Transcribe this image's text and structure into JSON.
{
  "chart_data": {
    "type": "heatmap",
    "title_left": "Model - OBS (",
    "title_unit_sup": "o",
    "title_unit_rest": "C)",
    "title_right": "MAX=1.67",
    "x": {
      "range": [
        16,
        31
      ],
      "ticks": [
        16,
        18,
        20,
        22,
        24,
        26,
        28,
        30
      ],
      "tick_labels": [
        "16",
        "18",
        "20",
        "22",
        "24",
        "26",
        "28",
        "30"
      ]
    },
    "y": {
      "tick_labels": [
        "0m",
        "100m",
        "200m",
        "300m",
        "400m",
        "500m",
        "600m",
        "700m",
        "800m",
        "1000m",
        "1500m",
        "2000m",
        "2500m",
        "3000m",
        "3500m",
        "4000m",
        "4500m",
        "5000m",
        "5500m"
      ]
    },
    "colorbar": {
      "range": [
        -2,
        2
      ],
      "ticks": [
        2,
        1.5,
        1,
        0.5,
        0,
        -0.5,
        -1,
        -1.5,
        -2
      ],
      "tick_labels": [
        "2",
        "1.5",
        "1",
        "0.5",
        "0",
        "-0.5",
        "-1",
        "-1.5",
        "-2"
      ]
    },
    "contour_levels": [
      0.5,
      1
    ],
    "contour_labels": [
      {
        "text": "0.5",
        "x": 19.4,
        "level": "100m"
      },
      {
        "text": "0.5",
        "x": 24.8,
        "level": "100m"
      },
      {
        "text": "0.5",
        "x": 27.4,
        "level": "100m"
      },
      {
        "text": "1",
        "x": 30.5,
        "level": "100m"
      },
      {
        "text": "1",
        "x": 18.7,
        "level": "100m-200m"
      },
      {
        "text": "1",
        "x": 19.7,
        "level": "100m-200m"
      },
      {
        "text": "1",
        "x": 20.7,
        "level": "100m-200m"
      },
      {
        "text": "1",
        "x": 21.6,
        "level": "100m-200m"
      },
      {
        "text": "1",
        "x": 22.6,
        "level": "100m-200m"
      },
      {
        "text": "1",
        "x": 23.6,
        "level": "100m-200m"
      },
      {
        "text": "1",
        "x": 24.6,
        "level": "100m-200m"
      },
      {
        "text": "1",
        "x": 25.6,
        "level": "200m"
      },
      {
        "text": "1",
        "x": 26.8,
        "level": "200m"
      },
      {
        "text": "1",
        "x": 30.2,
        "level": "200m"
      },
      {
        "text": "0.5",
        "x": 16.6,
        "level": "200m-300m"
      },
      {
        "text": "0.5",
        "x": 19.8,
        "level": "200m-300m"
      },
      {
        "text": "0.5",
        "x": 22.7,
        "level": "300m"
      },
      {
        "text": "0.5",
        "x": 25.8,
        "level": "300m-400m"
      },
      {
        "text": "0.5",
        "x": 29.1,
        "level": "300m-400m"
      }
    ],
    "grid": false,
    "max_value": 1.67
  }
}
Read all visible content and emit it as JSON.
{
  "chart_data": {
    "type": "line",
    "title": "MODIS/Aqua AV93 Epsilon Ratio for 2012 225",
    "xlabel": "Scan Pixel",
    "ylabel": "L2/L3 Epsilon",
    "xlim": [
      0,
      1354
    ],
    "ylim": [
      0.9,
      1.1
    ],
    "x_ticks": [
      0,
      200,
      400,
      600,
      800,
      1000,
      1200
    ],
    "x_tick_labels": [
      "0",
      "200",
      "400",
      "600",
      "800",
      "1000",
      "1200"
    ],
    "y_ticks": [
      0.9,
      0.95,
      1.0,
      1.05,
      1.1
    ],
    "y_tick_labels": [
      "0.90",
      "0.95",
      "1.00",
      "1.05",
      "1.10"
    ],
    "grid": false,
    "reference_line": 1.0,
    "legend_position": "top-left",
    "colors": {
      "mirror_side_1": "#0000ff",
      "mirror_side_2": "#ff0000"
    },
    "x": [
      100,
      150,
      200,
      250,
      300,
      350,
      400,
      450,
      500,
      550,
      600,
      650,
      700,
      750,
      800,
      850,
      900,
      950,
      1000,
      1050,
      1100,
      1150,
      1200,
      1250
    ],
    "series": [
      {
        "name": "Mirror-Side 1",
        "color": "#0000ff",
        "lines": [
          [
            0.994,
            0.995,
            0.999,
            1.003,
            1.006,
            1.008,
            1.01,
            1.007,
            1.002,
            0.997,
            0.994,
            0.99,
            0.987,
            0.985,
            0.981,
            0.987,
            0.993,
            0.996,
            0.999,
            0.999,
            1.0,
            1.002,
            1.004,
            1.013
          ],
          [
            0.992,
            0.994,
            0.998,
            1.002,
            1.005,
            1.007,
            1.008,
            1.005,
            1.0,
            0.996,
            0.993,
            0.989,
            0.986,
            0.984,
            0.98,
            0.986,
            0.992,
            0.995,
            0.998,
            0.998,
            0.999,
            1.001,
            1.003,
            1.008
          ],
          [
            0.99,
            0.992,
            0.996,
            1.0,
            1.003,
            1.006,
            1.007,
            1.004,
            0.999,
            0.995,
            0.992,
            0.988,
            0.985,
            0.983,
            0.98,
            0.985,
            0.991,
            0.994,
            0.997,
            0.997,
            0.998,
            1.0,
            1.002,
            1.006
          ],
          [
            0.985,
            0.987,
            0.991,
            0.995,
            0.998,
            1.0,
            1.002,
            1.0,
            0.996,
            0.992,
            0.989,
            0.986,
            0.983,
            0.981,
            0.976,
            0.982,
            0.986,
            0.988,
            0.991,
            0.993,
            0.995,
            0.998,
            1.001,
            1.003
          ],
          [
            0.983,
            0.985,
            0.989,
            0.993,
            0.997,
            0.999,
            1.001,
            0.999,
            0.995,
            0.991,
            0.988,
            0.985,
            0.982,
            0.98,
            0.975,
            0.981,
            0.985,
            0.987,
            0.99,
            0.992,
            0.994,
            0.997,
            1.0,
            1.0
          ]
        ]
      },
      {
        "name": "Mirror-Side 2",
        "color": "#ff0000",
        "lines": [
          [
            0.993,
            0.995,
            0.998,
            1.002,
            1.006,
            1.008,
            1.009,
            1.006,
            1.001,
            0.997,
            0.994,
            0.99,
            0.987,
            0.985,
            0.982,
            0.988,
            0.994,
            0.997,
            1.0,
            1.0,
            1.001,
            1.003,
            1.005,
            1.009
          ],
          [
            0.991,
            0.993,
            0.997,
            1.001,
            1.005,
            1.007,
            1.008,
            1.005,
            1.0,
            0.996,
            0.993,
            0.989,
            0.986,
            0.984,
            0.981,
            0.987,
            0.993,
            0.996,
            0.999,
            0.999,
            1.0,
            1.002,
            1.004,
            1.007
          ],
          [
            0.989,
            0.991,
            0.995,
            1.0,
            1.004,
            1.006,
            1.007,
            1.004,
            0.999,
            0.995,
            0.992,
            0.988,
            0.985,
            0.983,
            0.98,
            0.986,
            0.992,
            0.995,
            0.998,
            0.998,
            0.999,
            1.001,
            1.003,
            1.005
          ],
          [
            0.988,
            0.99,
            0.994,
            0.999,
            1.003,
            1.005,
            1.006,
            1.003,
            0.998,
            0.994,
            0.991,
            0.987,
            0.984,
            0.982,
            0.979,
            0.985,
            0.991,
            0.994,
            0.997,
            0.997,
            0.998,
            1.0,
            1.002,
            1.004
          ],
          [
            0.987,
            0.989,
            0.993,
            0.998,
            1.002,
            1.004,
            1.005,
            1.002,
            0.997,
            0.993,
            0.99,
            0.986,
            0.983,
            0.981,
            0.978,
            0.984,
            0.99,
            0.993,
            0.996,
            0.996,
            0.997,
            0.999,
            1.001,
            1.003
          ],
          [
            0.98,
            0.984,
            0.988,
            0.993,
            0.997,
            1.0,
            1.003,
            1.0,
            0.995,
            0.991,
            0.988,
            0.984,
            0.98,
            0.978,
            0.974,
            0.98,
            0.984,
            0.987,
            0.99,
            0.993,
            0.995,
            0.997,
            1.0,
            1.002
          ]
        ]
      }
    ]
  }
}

- Brief -
Go through the listing above and work out how many lines contain the string "JSON". Reply with the number alone.

- Complete response -
2